> _What you have to do_:
The entries below should be quoted exactly, with no pictures carried over.
>> START
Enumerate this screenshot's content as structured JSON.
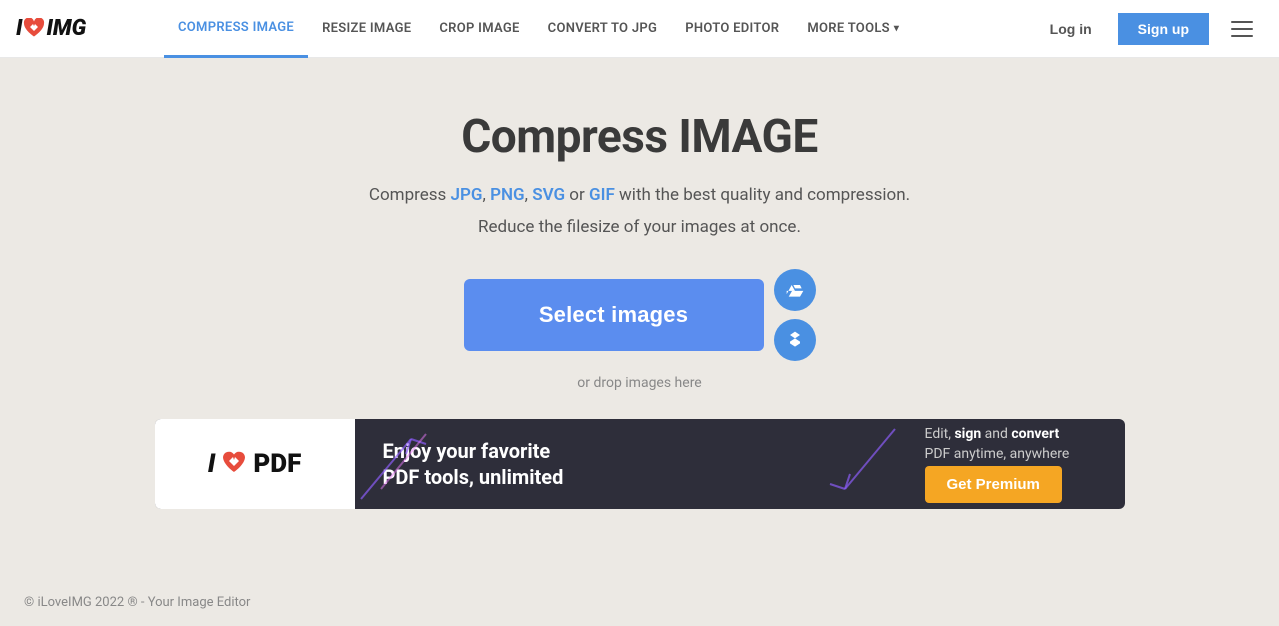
{
  "logo": {
    "text_i": "I",
    "text_img": "IMG"
  },
  "nav": {
    "items": [
      {
        "label": "COMPRESS IMAGE",
        "active": true,
        "key": "compress"
      },
      {
        "label": "RESIZE IMAGE",
        "active": false,
        "key": "resize"
      },
      {
        "label": "CROP IMAGE",
        "active": false,
        "key": "crop"
      },
      {
        "label": "CONVERT TO JPG",
        "active": false,
        "key": "convert"
      },
      {
        "label": "PHOTO EDITOR",
        "active": false,
        "key": "photo"
      },
      {
        "label": "MORE TOOLS",
        "active": false,
        "key": "more",
        "hasChevron": true
      }
    ],
    "login_label": "Log in",
    "signup_label": "Sign up"
  },
  "main": {
    "title": "Compress IMAGE",
    "subtitle_prefix": "Compress ",
    "jpg": "JPG",
    "comma1": ",",
    "png": "PNG",
    "comma2": ",",
    "svg": "SVG",
    "or_text": " or ",
    "gif": "GIF",
    "subtitle_suffix": " with the best quality and compression.",
    "subtitle2": "Reduce the filesize of your images at once.",
    "select_btn": "Select images",
    "drop_text": "or drop images here"
  },
  "ad": {
    "logo_i": "I",
    "logo_pdf": "PDF",
    "tagline_line1": "Enjoy your favorite",
    "tagline_line2": "PDF tools, unlimited",
    "sub_text_prefix": "Edit, ",
    "sub_sign": "sign",
    "sub_text_mid": " and ",
    "sub_convert": "convert",
    "sub_text_suffix": "",
    "sub_line2": "PDF anytime, anywhere",
    "premium_btn": "Get Premium"
  },
  "footer": {
    "text": "© iLoveIMG 2022 ® - Your Image Editor"
  },
  "icons": {
    "gdrive": "▲",
    "dropbox": "⬡",
    "hamburger": "☰"
  }
}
>> END
> _In response_:
Enumerate this screenshot's content as structured JSON.
{
  "logo": {
    "text_i": "I",
    "text_img": "IMG"
  },
  "nav": {
    "items": [
      {
        "label": "COMPRESS IMAGE",
        "active": true,
        "key": "compress"
      },
      {
        "label": "RESIZE IMAGE",
        "active": false,
        "key": "resize"
      },
      {
        "label": "CROP IMAGE",
        "active": false,
        "key": "crop"
      },
      {
        "label": "CONVERT TO JPG",
        "active": false,
        "key": "convert"
      },
      {
        "label": "PHOTO EDITOR",
        "active": false,
        "key": "photo"
      },
      {
        "label": "MORE TOOLS",
        "active": false,
        "key": "more",
        "hasChevron": true
      }
    ],
    "login_label": "Log in",
    "signup_label": "Sign up"
  },
  "main": {
    "title": "Compress IMAGE",
    "subtitle_prefix": "Compress ",
    "jpg": "JPG",
    "comma1": ",",
    "png": "PNG",
    "comma2": ",",
    "svg": "SVG",
    "or_text": " or ",
    "gif": "GIF",
    "subtitle_suffix": " with the best quality and compression.",
    "subtitle2": "Reduce the filesize of your images at once.",
    "select_btn": "Select images",
    "drop_text": "or drop images here"
  },
  "ad": {
    "logo_i": "I",
    "logo_pdf": "PDF",
    "tagline_line1": "Enjoy your favorite",
    "tagline_line2": "PDF tools, unlimited",
    "sub_text_prefix": "Edit, ",
    "sub_sign": "sign",
    "sub_text_mid": " and ",
    "sub_convert": "convert",
    "sub_text_suffix": "",
    "sub_line2": "PDF anytime, anywhere",
    "premium_btn": "Get Premium"
  },
  "footer": {
    "text": "© iLoveIMG 2022 ® - Your Image Editor"
  },
  "icons": {
    "gdrive": "▲",
    "dropbox": "⬡",
    "hamburger": "☰"
  }
}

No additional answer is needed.